## Begin
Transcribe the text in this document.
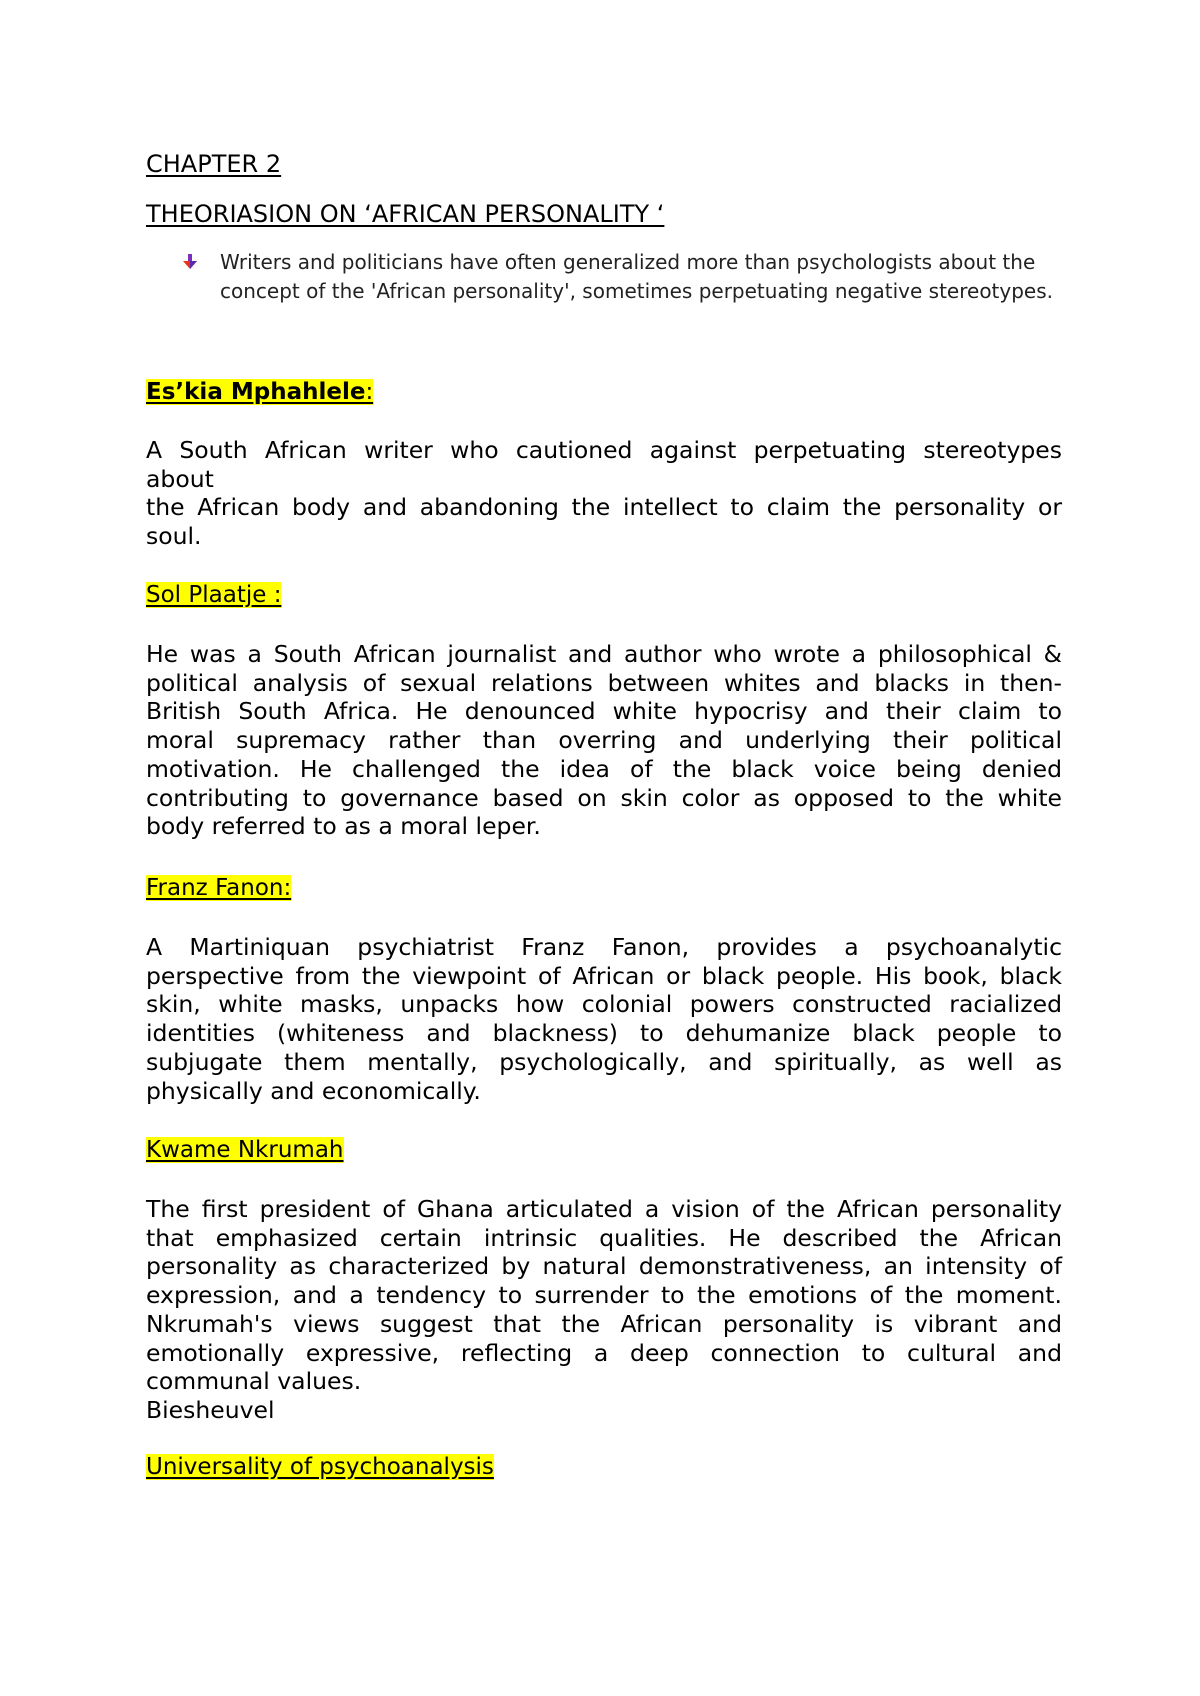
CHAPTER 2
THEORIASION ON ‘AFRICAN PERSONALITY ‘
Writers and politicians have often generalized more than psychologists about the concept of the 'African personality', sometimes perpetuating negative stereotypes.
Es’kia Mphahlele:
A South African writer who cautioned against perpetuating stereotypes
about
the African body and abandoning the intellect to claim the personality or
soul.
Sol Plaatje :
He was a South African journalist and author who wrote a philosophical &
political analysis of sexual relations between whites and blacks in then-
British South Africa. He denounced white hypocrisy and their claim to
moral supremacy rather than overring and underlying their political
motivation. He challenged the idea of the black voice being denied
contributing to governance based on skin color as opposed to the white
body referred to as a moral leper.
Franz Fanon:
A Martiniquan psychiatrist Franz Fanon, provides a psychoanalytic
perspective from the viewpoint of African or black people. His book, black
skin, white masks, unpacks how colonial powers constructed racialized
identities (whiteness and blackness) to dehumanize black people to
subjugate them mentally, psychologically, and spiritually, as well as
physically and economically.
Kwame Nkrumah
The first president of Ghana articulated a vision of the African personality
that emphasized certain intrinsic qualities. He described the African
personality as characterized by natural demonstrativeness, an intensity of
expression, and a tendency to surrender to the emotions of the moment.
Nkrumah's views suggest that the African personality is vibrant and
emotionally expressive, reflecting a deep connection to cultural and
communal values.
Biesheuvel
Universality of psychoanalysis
## End
▸ WHAT IS NEEDED
Collect from the data above every line that includes "South".

▸ RESPONSE TO THE EXERCISE
A South African writer who cautioned against perpetuating stereotypes
He was a South African journalist and author who wrote a philosophical &
British South Africa. He denounced white hypocrisy and their claim to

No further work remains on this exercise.